• MATERIAL PROVIDED:
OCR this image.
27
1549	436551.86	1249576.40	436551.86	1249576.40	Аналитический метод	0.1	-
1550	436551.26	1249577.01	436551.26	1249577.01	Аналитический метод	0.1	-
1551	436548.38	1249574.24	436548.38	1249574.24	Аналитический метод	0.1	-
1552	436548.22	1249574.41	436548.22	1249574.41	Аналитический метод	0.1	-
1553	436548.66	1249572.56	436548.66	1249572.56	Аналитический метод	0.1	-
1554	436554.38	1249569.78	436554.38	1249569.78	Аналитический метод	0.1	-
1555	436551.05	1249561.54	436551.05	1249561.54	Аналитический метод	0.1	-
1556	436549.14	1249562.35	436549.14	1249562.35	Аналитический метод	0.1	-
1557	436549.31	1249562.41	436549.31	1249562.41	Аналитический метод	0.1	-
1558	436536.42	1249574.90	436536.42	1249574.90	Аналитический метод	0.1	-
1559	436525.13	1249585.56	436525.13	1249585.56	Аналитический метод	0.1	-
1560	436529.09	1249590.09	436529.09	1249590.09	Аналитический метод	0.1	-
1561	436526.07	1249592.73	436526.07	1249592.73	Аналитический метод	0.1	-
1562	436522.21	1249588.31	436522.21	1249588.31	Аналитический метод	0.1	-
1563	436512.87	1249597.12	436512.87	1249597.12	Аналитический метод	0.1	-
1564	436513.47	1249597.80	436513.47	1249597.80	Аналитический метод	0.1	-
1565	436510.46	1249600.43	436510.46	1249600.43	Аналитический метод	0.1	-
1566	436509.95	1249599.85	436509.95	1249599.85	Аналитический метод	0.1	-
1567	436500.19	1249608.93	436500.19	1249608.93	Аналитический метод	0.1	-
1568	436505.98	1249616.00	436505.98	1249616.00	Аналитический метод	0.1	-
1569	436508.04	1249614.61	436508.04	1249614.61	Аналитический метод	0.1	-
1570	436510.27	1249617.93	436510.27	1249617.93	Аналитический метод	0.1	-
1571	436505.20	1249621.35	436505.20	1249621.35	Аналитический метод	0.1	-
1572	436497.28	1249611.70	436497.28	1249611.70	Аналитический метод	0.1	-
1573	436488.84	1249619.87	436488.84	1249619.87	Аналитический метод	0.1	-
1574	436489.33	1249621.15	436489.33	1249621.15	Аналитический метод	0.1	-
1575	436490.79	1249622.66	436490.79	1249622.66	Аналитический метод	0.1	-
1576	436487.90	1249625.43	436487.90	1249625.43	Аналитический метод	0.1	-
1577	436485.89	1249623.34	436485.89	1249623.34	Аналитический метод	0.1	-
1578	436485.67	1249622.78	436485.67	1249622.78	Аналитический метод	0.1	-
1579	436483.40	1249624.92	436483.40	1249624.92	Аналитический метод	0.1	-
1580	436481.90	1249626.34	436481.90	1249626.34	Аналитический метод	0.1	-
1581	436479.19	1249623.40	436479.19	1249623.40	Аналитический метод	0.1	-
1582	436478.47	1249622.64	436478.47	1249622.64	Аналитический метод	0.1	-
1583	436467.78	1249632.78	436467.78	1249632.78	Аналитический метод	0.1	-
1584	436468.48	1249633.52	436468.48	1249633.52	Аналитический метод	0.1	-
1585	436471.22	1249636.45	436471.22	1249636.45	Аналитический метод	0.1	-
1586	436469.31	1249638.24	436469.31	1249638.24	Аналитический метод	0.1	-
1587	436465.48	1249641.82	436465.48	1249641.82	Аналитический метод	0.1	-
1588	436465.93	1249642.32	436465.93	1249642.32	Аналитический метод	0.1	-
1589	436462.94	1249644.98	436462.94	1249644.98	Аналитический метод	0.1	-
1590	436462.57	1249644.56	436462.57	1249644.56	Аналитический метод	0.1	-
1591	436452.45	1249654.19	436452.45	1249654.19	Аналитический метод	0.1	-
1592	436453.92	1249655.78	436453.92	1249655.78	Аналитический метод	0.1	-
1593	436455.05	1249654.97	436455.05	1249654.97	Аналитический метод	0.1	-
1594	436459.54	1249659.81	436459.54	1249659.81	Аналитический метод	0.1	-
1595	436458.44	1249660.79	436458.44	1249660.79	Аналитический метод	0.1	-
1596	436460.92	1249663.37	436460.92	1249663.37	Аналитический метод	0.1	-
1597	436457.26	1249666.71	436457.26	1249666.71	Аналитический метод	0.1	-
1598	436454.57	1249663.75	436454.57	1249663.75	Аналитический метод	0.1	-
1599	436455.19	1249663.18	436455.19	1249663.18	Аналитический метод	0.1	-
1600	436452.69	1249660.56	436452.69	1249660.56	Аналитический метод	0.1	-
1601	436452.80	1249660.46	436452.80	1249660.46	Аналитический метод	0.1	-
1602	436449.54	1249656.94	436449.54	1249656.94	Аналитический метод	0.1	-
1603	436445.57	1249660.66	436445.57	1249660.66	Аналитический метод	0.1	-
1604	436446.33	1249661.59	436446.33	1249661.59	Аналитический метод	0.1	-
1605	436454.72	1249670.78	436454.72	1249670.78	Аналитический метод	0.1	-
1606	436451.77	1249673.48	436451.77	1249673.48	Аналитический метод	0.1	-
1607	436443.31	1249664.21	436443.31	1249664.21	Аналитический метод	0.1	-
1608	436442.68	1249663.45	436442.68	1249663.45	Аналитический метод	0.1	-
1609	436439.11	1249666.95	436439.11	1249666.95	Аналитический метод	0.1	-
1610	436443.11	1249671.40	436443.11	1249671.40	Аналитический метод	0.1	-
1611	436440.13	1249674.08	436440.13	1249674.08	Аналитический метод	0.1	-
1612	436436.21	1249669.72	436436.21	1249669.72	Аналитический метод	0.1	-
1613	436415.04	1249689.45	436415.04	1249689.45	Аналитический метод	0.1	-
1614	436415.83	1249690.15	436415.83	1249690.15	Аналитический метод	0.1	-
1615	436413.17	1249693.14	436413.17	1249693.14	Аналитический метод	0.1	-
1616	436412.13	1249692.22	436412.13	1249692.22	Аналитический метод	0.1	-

• DIRECTIONS FOR THIS TASK:
Repeat every entry exactly as written above.

• TASK ANSWER:
OCR this image.
27
1549	436551.86	1249576.40	436551.86	1249576.40	Аналитический метод	0.1	-
1550	436551.26	1249577.01	436551.26	1249577.01	Аналитический метод	0.1	-
1551	436548.38	1249574.24	436548.38	1249574.24	Аналитический метод	0.1	-
1552	436548.22	1249574.41	436548.22	1249574.41	Аналитический метод	0.1	-
1553	436548.66	1249572.56	436548.66	1249572.56	Аналитический метод	0.1	-
1554	436554.38	1249569.78	436554.38	1249569.78	Аналитический метод	0.1	-
1555	436551.05	1249561.54	436551.05	1249561.54	Аналитический метод	0.1	-
1556	436549.14	1249562.35	436549.14	1249562.35	Аналитический метод	0.1	-
1557	436549.31	1249562.41	436549.31	1249562.41	Аналитический метод	0.1	-
1558	436536.42	1249574.90	436536.42	1249574.90	Аналитический метод	0.1	-
1559	436525.13	1249585.56	436525.13	1249585.56	Аналитический метод	0.1	-
1560	436529.09	1249590.09	436529.09	1249590.09	Аналитический метод	0.1	-
1561	436526.07	1249592.73	436526.07	1249592.73	Аналитический метод	0.1	-
1562	436522.21	1249588.31	436522.21	1249588.31	Аналитический метод	0.1	-
1563	436512.87	1249597.12	436512.87	1249597.12	Аналитический метод	0.1	-
1564	436513.47	1249597.80	436513.47	1249597.80	Аналитический метод	0.1	-
1565	436510.46	1249600.43	436510.46	1249600.43	Аналитический метод	0.1	-
1566	436509.95	1249599.85	436509.95	1249599.85	Аналитический метод	0.1	-
1567	436500.19	1249608.93	436500.19	1249608.93	Аналитический метод	0.1	-
1568	436505.98	1249616.00	436505.98	1249616.00	Аналитический метод	0.1	-
1569	436508.04	1249614.61	436508.04	1249614.61	Аналитический метод	0.1	-
1570	436510.27	1249617.93	436510.27	1249617.93	Аналитический метод	0.1	-
1571	436505.20	1249621.35	436505.20	1249621.35	Аналитический метод	0.1	-
1572	436497.28	1249611.70	436497.28	1249611.70	Аналитический метод	0.1	-
1573	436488.84	1249619.87	436488.84	1249619.87	Аналитический метод	0.1	-
1574	436489.33	1249621.15	436489.33	1249621.15	Аналитический метод	0.1	-
1575	436490.79	1249622.66	436490.79	1249622.66	Аналитический метод	0.1	-
1576	436487.90	1249625.43	436487.90	1249625.43	Аналитический метод	0.1	-
1577	436485.89	1249623.34	436485.89	1249623.34	Аналитический метод	0.1	-
1578	436485.67	1249622.78	436485.67	1249622.78	Аналитический метод	0.1	-
1579	436483.40	1249624.92	436483.40	1249624.92	Аналитический метод	0.1	-
1580	436481.90	1249626.34	436481.90	1249626.34	Аналитический метод	0.1	-
1581	436479.19	1249623.40	436479.19	1249623.40	Аналитический метод	0.1	-
1582	436478.47	1249622.64	436478.47	1249622.64	Аналитический метод	0.1	-
1583	436467.78	1249632.78	436467.78	1249632.78	Аналитический метод	0.1	-
1584	436468.48	1249633.52	436468.48	1249633.52	Аналитический метод	0.1	-
1585	436471.22	1249636.45	436471.22	1249636.45	Аналитический метод	0.1	-
1586	436469.31	1249638.24	436469.31	1249638.24	Аналитический метод	0.1	-
1587	436465.48	1249641.82	436465.48	1249641.82	Аналитический метод	0.1	-
1588	436465.93	1249642.32	436465.93	1249642.32	Аналитический метод	0.1	-
1589	436462.94	1249644.98	436462.94	1249644.98	Аналитический метод	0.1	-
1590	436462.57	1249644.56	436462.57	1249644.56	Аналитический метод	0.1	-
1591	436452.45	1249654.19	436452.45	1249654.19	Аналитический метод	0.1	-
1592	436453.92	1249655.78	436453.92	1249655.78	Аналитический метод	0.1	-
1593	436455.05	1249654.97	436455.05	1249654.97	Аналитический метод	0.1	-
1594	436459.54	1249659.81	436459.54	1249659.81	Аналитический метод	0.1	-
1595	436458.44	1249660.79	436458.44	1249660.79	Аналитический метод	0.1	-
1596	436460.92	1249663.37	436460.92	1249663.37	Аналитический метод	0.1	-
1597	436457.26	1249666.71	436457.26	1249666.71	Аналитический метод	0.1	-
1598	436454.57	1249663.75	436454.57	1249663.75	Аналитический метод	0.1	-
1599	436455.19	1249663.18	436455.19	1249663.18	Аналитический метод	0.1	-
1600	436452.69	1249660.56	436452.69	1249660.56	Аналитический метод	0.1	-
1601	436452.80	1249660.46	436452.80	1249660.46	Аналитический метод	0.1	-
1602	436449.54	1249656.94	436449.54	1249656.94	Аналитический метод	0.1	-
1603	436445.57	1249660.66	436445.57	1249660.66	Аналитический метод	0.1	-
1604	436446.33	1249661.59	436446.33	1249661.59	Аналитический метод	0.1	-
1605	436454.72	1249670.78	436454.72	1249670.78	Аналитический метод	0.1	-
1606	436451.77	1249673.48	436451.77	1249673.48	Аналитический метод	0.1	-
1607	436443.31	1249664.21	436443.31	1249664.21	Аналитический метод	0.1	-
1608	436442.68	1249663.45	436442.68	1249663.45	Аналитический метод	0.1	-
1609	436439.11	1249666.95	436439.11	1249666.95	Аналитический метод	0.1	-
1610	436443.11	1249671.40	436443.11	1249671.40	Аналитический метод	0.1	-
1611	436440.13	1249674.08	436440.13	1249674.08	Аналитический метод	0.1	-
1612	436436.21	1249669.72	436436.21	1249669.72	Аналитический метод	0.1	-
1613	436415.04	1249689.45	436415.04	1249689.45	Аналитический метод	0.1	-
1614	436415.83	1249690.15	436415.83	1249690.15	Аналитический метод	0.1	-
1615	436413.17	1249693.14	436413.17	1249693.14	Аналитический метод	0.1	-
1616	436412.13	1249692.22	436412.13	1249692.22	Аналитический метод	0.1	-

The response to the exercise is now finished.